# Stored data
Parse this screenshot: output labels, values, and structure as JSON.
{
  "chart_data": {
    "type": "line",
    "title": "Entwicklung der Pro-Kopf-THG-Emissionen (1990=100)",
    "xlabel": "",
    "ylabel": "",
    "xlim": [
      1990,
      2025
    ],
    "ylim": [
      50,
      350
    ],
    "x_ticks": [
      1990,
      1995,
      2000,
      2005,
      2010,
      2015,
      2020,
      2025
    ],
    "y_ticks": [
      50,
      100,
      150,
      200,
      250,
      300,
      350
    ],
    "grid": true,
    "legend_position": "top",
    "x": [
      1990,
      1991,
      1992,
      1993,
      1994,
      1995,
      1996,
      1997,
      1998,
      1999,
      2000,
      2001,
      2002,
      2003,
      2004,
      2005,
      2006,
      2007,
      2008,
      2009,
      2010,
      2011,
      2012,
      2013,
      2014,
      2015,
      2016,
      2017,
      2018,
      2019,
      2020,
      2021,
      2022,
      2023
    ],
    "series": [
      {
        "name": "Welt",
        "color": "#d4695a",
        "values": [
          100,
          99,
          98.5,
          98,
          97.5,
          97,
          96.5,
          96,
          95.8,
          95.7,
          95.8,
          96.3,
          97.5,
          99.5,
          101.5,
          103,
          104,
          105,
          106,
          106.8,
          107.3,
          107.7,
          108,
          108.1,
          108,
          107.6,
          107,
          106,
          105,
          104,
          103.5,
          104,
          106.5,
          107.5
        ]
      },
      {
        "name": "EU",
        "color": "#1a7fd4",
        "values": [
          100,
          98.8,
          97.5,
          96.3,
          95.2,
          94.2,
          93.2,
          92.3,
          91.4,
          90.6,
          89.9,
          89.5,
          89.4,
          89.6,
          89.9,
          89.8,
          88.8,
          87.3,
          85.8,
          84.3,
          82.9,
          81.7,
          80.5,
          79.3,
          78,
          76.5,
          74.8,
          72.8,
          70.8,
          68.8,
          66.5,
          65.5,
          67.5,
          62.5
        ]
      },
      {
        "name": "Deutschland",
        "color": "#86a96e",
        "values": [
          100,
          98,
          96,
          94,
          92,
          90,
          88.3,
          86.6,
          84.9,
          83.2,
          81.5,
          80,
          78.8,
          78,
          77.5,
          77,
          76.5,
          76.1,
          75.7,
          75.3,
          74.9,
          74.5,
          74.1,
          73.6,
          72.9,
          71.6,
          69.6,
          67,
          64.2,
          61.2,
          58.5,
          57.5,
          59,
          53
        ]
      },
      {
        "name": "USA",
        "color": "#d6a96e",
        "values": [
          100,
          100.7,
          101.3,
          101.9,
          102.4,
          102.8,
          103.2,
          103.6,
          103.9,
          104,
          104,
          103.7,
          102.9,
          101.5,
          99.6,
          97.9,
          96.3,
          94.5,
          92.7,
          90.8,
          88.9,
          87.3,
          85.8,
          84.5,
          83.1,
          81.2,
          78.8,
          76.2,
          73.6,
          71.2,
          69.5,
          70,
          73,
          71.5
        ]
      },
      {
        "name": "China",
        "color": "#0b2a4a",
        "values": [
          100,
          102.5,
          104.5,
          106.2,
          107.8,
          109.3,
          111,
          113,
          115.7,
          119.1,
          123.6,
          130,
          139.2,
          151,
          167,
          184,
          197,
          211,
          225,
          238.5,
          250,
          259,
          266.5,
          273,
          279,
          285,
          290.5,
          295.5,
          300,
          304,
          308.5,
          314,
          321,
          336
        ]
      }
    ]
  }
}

# Prompt
Look over the listing above. Pick out and copy every line that includes "name".

# Finished exercise
        "name": "Welt",
        "name": "EU",
        "name": "Deutschland",
        "name": "USA",
        "name": "China",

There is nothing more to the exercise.